> **REQUIRED TASK**: Search the listing below for the string "nhưng" and copy every line where it occurs.

> **ENTRIES PROVIDED**:
==*==
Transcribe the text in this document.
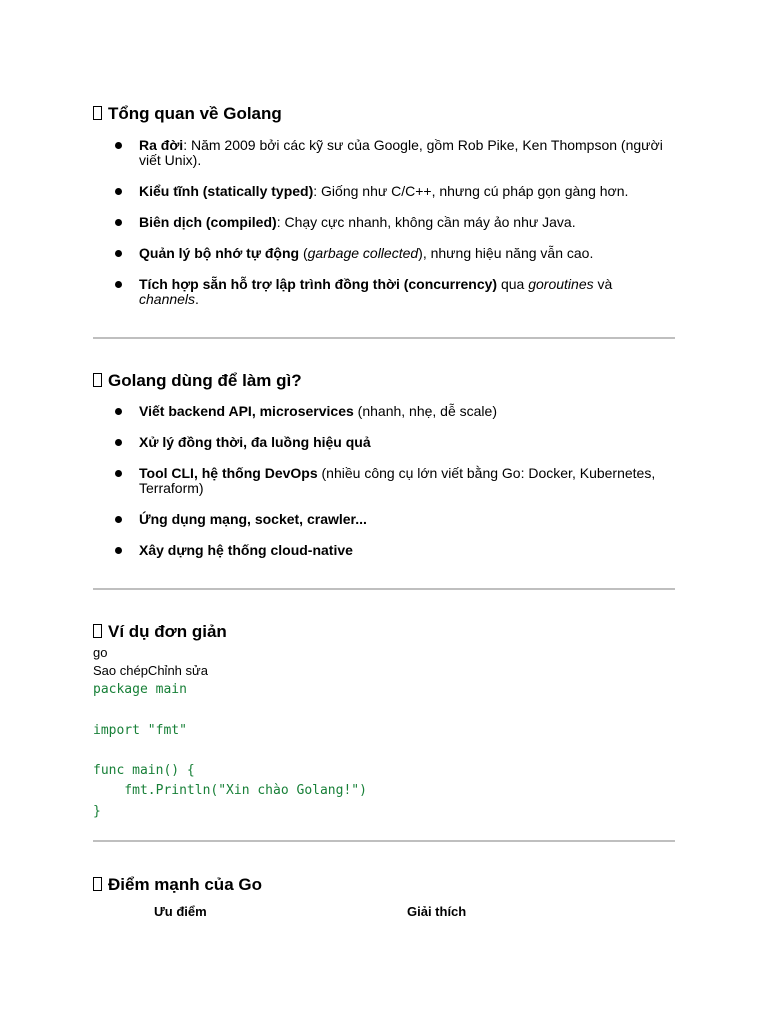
Tổng quan về Golang
Ra đời: Năm 2009 bởi các kỹ sư của Google, gồm Rob Pike, Ken Thompson (người viết Unix).
Kiểu tĩnh (statically typed): Giống như C/C++, nhưng cú pháp gọn gàng hơn.
Biên dịch (compiled): Chạy cực nhanh, không cần máy ảo như Java.
Quản lý bộ nhớ tự động (garbage collected), nhưng hiệu năng vẫn cao.
Tích hợp sẵn hỗ trợ lập trình đồng thời (concurrency) qua goroutines và channels.
Golang dùng để làm gì?
Viết backend API, microservices (nhanh, nhẹ, dễ scale)
Xử lý đồng thời, đa luồng hiệu quả
Tool CLI, hệ thống DevOps (nhiều công cụ lớn viết bằng Go: Docker, Kubernetes, Terraform)
Ứng dụng mạng, socket, crawler...
Xây dựng hệ thống cloud-native
Ví dụ đơn giản
go
Sao chépChỉnh sửa
package main

import "fmt"

func main() {
fmt.Println("Xin chào Golang!")
}
Điểm mạnh của Go
Ưu điểm	Giải thích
==*==
> **RESULT**:
Kiểu tĩnh (statically typed): Giống như C/C++, nhưng cú pháp gọn gàng hơn.
Quản lý bộ nhớ tự động (garbage collected), nhưng hiệu năng vẫn cao.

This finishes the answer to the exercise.